== STATED PROBLEM ==
Reproduce each of the following items word for word, leaving out the pictures.

== DATA IN THIS EXERCISE ==
┌────────

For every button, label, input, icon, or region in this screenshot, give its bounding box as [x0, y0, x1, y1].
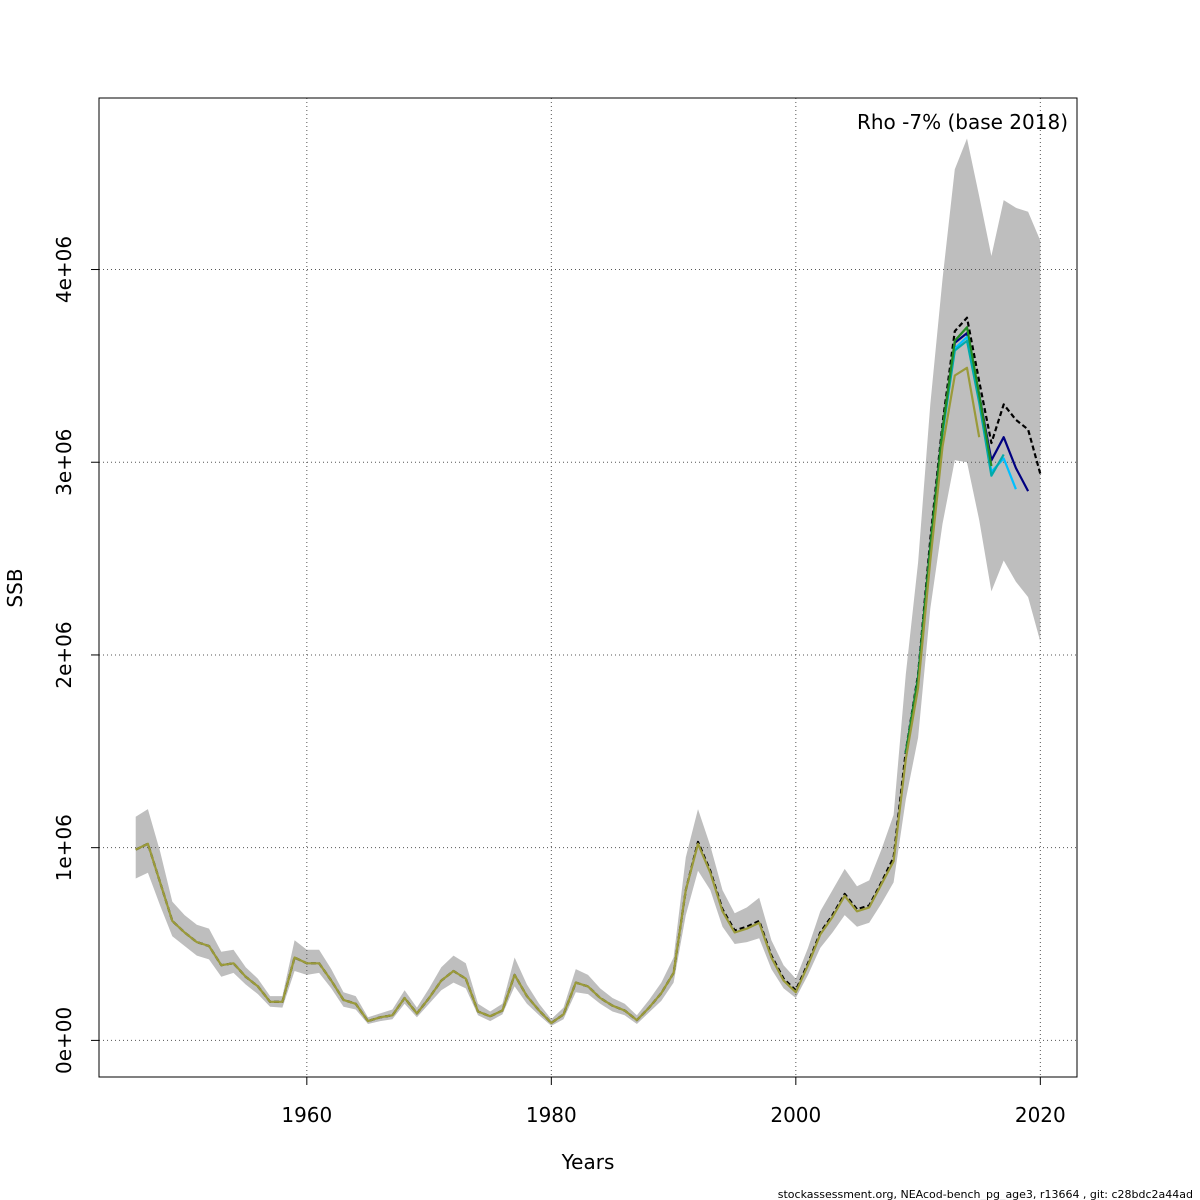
x-tick-label: 2000 [770, 1103, 821, 1127]
y-tick-label: 1e+06 [52, 814, 76, 881]
x-axis: 1960 1980 2000 2020 [281, 1077, 1066, 1127]
footer-credit: stockassessment.org, NEAcod-bench_pg_age… [778, 1188, 1193, 1200]
y-tick-label: 0e+00 [52, 1007, 76, 1074]
grid-layer [99, 98, 1077, 1077]
x-tick-label: 1960 [281, 1103, 332, 1127]
series-layer [135, 316, 1042, 1025]
y-tick-label: 3e+06 [52, 429, 76, 496]
y-tick-label: 2e+06 [52, 621, 76, 688]
x-axis-title: Years [561, 1150, 615, 1174]
rho-annotation: Rho -7% (base 2018) [857, 110, 1068, 134]
x-tick-label: 2020 [1015, 1103, 1066, 1127]
y-tick-label: 4e+06 [52, 236, 76, 303]
confidence-band-layer [135, 138, 1041, 1026]
confidence-band [135, 138, 1041, 1026]
series-line-6 [135, 366, 981, 1025]
x-tick-label: 1980 [526, 1103, 577, 1127]
y-axis-title: SSB [3, 568, 27, 607]
plot-frame [98, 97, 1078, 1078]
y-axis: 0e+00 1e+06 2e+06 3e+06 4e+06 [52, 236, 99, 1074]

└────────

== FINAL RESULT ==
For every button, label, input, icon, or region in this screenshot, give its bounding box as [x0, y0, x1, y1].
x-tick-label: 2000 [770, 1103, 821, 1127]
y-tick-label: 1e+06 [52, 814, 76, 881]
x-axis: 1960 1980 2000 2020 [281, 1077, 1066, 1127]
footer-credit: stockassessment.org, NEAcod-bench_pg_age… [778, 1188, 1193, 1200]
y-tick-label: 0e+00 [52, 1007, 76, 1074]
grid-layer [99, 98, 1077, 1077]
x-tick-label: 1960 [281, 1103, 332, 1127]
series-layer [135, 316, 1042, 1025]
y-tick-label: 3e+06 [52, 429, 76, 496]
y-tick-label: 2e+06 [52, 621, 76, 688]
x-axis-title: Years [561, 1150, 615, 1174]
rho-annotation: Rho -7% (base 2018) [857, 110, 1068, 134]
x-tick-label: 2020 [1015, 1103, 1066, 1127]
y-tick-label: 4e+06 [52, 236, 76, 303]
confidence-band-layer [135, 138, 1041, 1026]
confidence-band [135, 138, 1041, 1026]
series-line-6 [135, 366, 981, 1025]
x-tick-label: 1980 [526, 1103, 577, 1127]
y-axis-title: SSB [3, 568, 27, 607]
plot-frame [98, 97, 1078, 1078]
y-axis: 0e+00 1e+06 2e+06 3e+06 4e+06 [52, 236, 99, 1074]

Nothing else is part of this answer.